**Exercise material:**
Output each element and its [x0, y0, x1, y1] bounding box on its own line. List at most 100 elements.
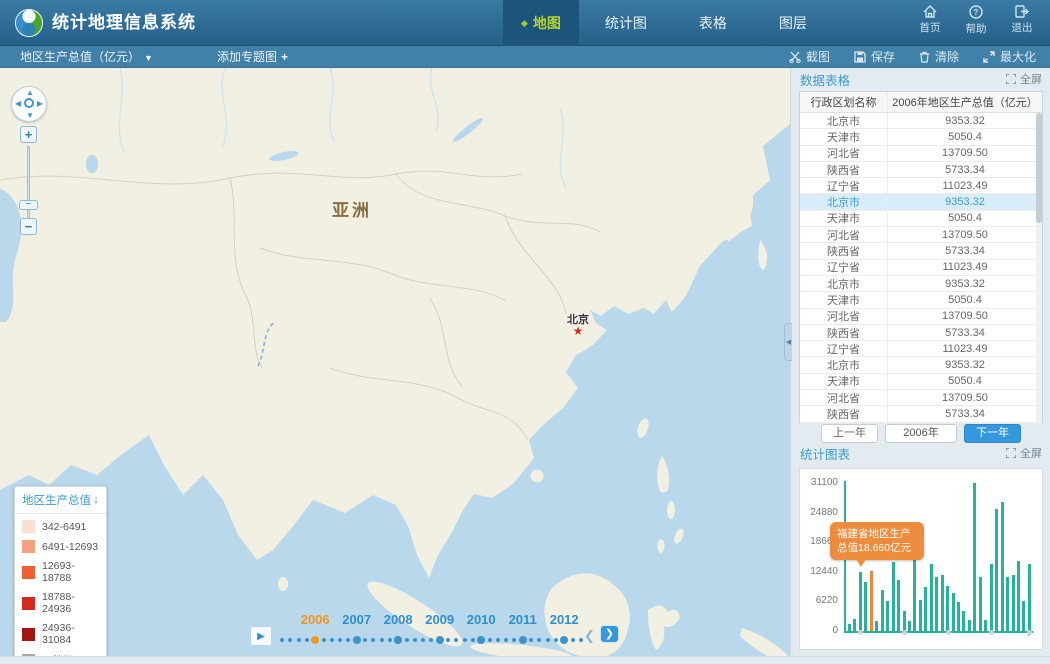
table-row[interactable]: 北京市9353.32	[800, 113, 1042, 129]
timeline-dot[interactable]	[512, 638, 516, 642]
timeline-dot[interactable]	[488, 638, 492, 642]
chart-bar[interactable]	[984, 620, 987, 631]
timeline-dot[interactable]	[405, 638, 409, 642]
timeline-year-label-2007[interactable]: 2007	[337, 612, 377, 627]
timeline-dot[interactable]	[446, 638, 450, 642]
table-row[interactable]: 北京市9353.32	[800, 194, 1042, 210]
timeline-year-dot-2008[interactable]	[394, 636, 402, 644]
zoom-in-button[interactable]: +	[20, 126, 37, 143]
timeline-year-label-2006[interactable]: 2006	[295, 612, 335, 627]
quick-link-首页[interactable]: 首页	[912, 5, 948, 36]
table-row[interactable]: 河北省13709.50	[800, 309, 1042, 325]
table-scrollbar[interactable]	[1036, 113, 1042, 422]
table-row[interactable]: 陕西省5733.34	[800, 406, 1042, 422]
chevron-right-icon[interactable]: ❯	[600, 625, 619, 643]
quick-link-帮助[interactable]: ?帮助	[958, 5, 994, 36]
table-row[interactable]: 陕西省5733.34	[800, 243, 1042, 259]
timeline-dot[interactable]	[413, 638, 417, 642]
timeline-dot[interactable]	[346, 638, 350, 642]
chart-bar[interactable]	[946, 586, 949, 631]
chart-bar[interactable]	[930, 564, 933, 631]
data-table-fullscreen-button[interactable]: 全屏	[1006, 71, 1042, 87]
chart-fullscreen-button[interactable]: 全屏	[1006, 445, 1042, 461]
quick-link-退出[interactable]: 退出	[1004, 5, 1040, 36]
timeline-dot[interactable]	[454, 638, 458, 642]
indicator-dropdown[interactable]: 地区生产总值（亿元）▼	[20, 48, 153, 65]
最大化-button[interactable]: 最大化	[983, 48, 1036, 65]
timeline-dot[interactable]	[380, 638, 384, 642]
timeline-year-label-2011[interactable]: 2011	[503, 612, 543, 627]
chart-bar[interactable]	[990, 564, 993, 631]
table-row[interactable]: 陕西省5733.34	[800, 162, 1042, 178]
table-row[interactable]: 天津市5050.4	[800, 292, 1042, 308]
chart-bar[interactable]	[973, 483, 976, 631]
timeline-dot[interactable]	[554, 638, 558, 642]
city-marker-beijing[interactable]: 北京 ★	[556, 311, 600, 335]
timeline-dot[interactable]	[338, 638, 342, 642]
chart-bar[interactable]	[859, 572, 862, 631]
pan-right-icon[interactable]: ▶	[37, 99, 43, 108]
chart-bar[interactable]	[892, 562, 895, 631]
chart-bar[interactable]	[1022, 601, 1025, 631]
chart-bar[interactable]	[1017, 561, 1020, 631]
legend-header[interactable]: 地区生产总值 ↓	[15, 487, 106, 514]
table-row[interactable]: 河北省13709.50	[800, 227, 1042, 243]
timeline-dot[interactable]	[429, 638, 433, 642]
table-row[interactable]: 河北省13709.50	[800, 146, 1042, 162]
pan-left-icon[interactable]: ◀	[15, 99, 21, 108]
table-row[interactable]: 天津市5050.4	[800, 211, 1042, 227]
table-row[interactable]: 辽宁省11023.49	[800, 260, 1042, 276]
chevron-left-icon[interactable]: ❮	[584, 628, 595, 644]
timeline-year-label-2008[interactable]: 2008	[378, 612, 418, 627]
timeline-year-dot-2007[interactable]	[353, 636, 361, 644]
timeline-year-dot-2006[interactable]	[311, 636, 319, 644]
timeline-dot[interactable]	[280, 638, 284, 642]
table-row[interactable]: 陕西省5733.34	[800, 325, 1042, 341]
chart-bar[interactable]	[995, 509, 998, 631]
chart-bar[interactable]	[968, 620, 971, 631]
timeline-dot[interactable]	[421, 638, 425, 642]
chart-bar[interactable]	[870, 571, 873, 631]
chart-bar[interactable]	[903, 611, 906, 631]
tab-统计图[interactable]: 统计图	[579, 0, 673, 46]
chart-bar[interactable]	[908, 621, 911, 631]
pan-up-icon[interactable]: ▲	[26, 88, 34, 97]
zoom-out-button[interactable]: −	[20, 218, 37, 235]
tab-图层[interactable]: 图层	[753, 0, 833, 46]
timeline-dot[interactable]	[288, 638, 292, 642]
table-row[interactable]: 天津市5050.4	[800, 129, 1042, 145]
zoom-slider-track[interactable]	[27, 146, 30, 224]
chart-bar[interactable]	[957, 602, 960, 631]
chart-bar[interactable]	[919, 600, 922, 631]
timeline-dot[interactable]	[496, 638, 500, 642]
table-scrollbar-thumb[interactable]	[1036, 113, 1042, 223]
tab-表格[interactable]: 表格	[673, 0, 753, 46]
timeline-dot[interactable]	[579, 638, 583, 642]
timeline-dot[interactable]	[371, 638, 375, 642]
map-canvas[interactable]: 亚洲 北京 ★ ▲ ▼ ◀ ▶ + − − 地区生产总值 ↓	[0, 68, 790, 656]
table-row[interactable]: 北京市9353.32	[800, 357, 1042, 373]
timeline-year-dot-2011[interactable]	[519, 636, 527, 644]
play-icon[interactable]: ▶	[250, 626, 272, 646]
table-row[interactable]: 天津市5050.4	[800, 374, 1042, 390]
panel-collapse-handle[interactable]: ◀	[784, 323, 792, 361]
add-thematic-map-button[interactable]: 添加专题图+	[217, 48, 288, 65]
next-year-button[interactable]: 下一年	[964, 424, 1021, 443]
chart-bar[interactable]	[1012, 575, 1015, 631]
timeline-dot[interactable]	[546, 638, 550, 642]
timeline-dot[interactable]	[504, 638, 508, 642]
清除-button[interactable]: 清除	[919, 48, 959, 65]
chart-bar[interactable]	[979, 577, 982, 631]
map-pan-control[interactable]: ▲ ▼ ◀ ▶	[11, 86, 47, 122]
chart-bar[interactable]	[952, 593, 955, 631]
chart-bar[interactable]	[897, 580, 900, 631]
prev-year-button[interactable]: 上一年	[821, 424, 878, 443]
timeline-year-label-2010[interactable]: 2010	[461, 612, 501, 627]
chart-bar[interactable]	[1001, 502, 1004, 631]
截图-button[interactable]: 截图	[789, 48, 830, 65]
timeline-dot[interactable]	[571, 638, 575, 642]
chart-bar[interactable]	[886, 601, 889, 631]
table-row[interactable]: 河北省13709.50	[800, 390, 1042, 406]
timeline-year-label-2012[interactable]: 2012	[544, 612, 584, 627]
table-row[interactable]: 北京市9353.32	[800, 276, 1042, 292]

**Description of the task:** List each line in the records that contains the string "year", copying the whole line.

**Full output:**
timeline-year-label-2007[interactable]: 2007	[337, 612, 377, 627]
timeline-year-dot-2008[interactable]	[394, 636, 402, 644]
timeline-year-label-2006[interactable]: 2006	[295, 612, 335, 627]
timeline-year-label-2011[interactable]: 2011	[503, 612, 543, 627]
timeline-year-label-2008[interactable]: 2008	[378, 612, 418, 627]
timeline-year-dot-2007[interactable]	[353, 636, 361, 644]
timeline-year-dot-2006[interactable]	[311, 636, 319, 644]
timeline-year-dot-2011[interactable]	[519, 636, 527, 644]
next-year-button[interactable]: 下一年	[964, 424, 1021, 443]
prev-year-button[interactable]: 上一年	[821, 424, 878, 443]
timeline-year-label-2010[interactable]: 2010	[461, 612, 501, 627]
timeline-year-label-2012[interactable]: 2012	[544, 612, 584, 627]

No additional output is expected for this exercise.